## Your task
Rewrite the passage of the article on the U.S. immigration overhaul between "U.S. immigration overhaul" and "the visa lottery.", inclusive, with "Cameroon" changed to "Ghana".

U.S. immigration overhaul may wall off pathway from Africa, Caribbean


McClatchy Washington Bureau

Francis Nkam was happy in Cameroon. He had gone to college, had gotten his bachelor’s degree in education and was teaching high school.

But greater opportunity called in America, and rather than spend the money on a visa application, Nkam entered the visa lottery.

“Each time we played the Diversity Visa Lottery, we played in a group of five or six people,” he recalled. “And each time someone would win. And I kept saying my time would come.”

Come it did. On his seventh try, Nkam won a visa, and he immigrated to the U.S. in 2003. Not long after, he landed a job as a high school French teacher in southern New Jersey, got two master’s degrees from Rutgers, married a woman from Cameroon and is expecting his first child later this year.

Supporters of the Diversity Visa Program say it opens up pathways for people such as Nkam from underrepresented countries in sub-Saharan Africa and the Caribbean countries. Critics, though, say it’s rampant with fraud in the application process. Now the program is in danger of being eliminated, as the Senate killed it in its recent immigration overhaul and a similar fate awaits it in the House of Representatives. The House already voted to cancel the program last November.

## Supplied entries
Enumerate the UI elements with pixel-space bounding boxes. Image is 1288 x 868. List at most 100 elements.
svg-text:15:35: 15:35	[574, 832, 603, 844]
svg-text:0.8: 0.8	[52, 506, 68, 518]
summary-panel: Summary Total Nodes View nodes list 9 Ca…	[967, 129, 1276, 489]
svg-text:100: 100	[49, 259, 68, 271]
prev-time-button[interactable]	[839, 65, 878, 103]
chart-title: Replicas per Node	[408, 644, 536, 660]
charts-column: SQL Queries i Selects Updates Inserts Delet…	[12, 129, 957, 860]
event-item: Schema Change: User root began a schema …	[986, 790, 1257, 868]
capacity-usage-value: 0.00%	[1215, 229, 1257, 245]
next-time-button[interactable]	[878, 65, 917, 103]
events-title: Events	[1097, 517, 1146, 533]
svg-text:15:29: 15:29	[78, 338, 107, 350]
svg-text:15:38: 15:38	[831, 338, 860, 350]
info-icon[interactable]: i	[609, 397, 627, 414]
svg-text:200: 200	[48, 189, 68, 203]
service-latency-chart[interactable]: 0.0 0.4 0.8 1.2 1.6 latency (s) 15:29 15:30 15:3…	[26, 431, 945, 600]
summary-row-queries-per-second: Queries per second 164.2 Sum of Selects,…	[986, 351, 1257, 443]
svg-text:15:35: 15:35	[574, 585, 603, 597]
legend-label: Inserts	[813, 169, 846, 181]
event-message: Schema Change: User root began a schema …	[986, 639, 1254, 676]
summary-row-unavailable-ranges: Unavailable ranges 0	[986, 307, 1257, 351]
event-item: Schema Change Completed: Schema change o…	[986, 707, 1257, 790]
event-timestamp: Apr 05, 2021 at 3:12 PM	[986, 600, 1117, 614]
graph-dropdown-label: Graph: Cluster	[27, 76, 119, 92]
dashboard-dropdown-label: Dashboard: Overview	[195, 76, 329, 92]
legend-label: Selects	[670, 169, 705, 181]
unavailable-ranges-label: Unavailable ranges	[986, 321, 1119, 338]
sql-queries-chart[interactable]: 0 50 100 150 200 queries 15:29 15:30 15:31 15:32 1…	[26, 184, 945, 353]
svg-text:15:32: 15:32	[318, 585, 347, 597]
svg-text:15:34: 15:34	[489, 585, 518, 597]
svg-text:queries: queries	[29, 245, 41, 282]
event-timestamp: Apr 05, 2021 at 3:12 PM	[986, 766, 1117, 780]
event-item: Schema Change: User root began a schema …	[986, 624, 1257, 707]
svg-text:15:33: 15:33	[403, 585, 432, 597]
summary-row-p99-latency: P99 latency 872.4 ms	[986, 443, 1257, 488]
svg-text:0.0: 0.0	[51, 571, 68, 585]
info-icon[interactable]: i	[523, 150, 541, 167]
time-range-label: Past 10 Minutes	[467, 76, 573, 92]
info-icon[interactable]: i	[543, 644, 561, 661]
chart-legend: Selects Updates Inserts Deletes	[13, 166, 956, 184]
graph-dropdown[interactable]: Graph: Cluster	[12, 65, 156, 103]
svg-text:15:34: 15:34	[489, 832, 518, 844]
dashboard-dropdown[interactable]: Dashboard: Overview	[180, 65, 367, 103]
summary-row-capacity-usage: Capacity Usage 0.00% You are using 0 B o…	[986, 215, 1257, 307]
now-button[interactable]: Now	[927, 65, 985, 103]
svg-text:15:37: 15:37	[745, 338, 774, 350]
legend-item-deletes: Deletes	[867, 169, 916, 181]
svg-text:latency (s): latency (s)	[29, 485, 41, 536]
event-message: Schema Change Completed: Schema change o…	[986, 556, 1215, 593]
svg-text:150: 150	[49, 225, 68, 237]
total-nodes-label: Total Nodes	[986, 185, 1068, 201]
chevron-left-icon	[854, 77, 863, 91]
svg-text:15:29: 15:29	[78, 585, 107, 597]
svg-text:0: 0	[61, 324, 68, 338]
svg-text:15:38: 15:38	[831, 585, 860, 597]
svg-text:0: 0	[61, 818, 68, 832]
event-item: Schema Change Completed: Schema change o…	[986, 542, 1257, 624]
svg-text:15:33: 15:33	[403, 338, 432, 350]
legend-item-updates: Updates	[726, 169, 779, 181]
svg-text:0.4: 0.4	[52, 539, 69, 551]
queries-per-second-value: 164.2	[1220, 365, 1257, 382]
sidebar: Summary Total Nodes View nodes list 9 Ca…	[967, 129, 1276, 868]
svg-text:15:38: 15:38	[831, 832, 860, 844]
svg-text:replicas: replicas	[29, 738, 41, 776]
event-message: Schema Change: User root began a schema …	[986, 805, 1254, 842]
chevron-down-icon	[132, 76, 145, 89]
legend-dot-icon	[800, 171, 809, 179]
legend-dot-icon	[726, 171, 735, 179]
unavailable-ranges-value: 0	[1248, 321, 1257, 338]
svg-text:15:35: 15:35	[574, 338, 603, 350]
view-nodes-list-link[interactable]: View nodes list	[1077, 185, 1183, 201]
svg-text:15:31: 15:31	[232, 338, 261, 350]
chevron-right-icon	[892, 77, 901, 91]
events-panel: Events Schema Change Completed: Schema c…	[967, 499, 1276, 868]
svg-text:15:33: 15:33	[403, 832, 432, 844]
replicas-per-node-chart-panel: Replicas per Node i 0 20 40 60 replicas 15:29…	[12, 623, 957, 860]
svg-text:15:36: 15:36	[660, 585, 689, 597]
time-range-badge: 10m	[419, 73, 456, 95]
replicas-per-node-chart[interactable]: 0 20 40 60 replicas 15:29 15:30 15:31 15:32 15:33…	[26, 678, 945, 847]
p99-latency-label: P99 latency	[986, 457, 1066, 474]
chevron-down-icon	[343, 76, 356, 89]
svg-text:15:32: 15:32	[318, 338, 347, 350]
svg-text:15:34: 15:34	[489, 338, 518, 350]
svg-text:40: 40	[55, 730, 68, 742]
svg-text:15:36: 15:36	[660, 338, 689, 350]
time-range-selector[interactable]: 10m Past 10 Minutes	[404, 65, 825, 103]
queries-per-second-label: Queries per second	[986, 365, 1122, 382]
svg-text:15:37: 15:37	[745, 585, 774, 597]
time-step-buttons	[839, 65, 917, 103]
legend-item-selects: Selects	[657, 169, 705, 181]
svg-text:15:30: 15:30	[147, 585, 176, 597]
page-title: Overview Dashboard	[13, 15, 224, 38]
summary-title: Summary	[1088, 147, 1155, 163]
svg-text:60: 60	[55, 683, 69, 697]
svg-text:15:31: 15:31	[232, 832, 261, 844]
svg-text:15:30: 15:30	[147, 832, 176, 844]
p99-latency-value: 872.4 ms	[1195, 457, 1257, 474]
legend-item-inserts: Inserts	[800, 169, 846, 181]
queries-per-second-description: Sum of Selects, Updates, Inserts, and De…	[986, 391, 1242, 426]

## Completed exercise
U.S. immigration overhaul may wall off pathway from Africa, Caribbean


McClatchy Washington Bureau

Francis Nkam was happy in Ghana. He had gone to college, had gotten his bachelor’s degree in education and was teaching high school.

But greater opportunity called in America, and rather than spend the money on a visa application, Nkam entered the visa lottery.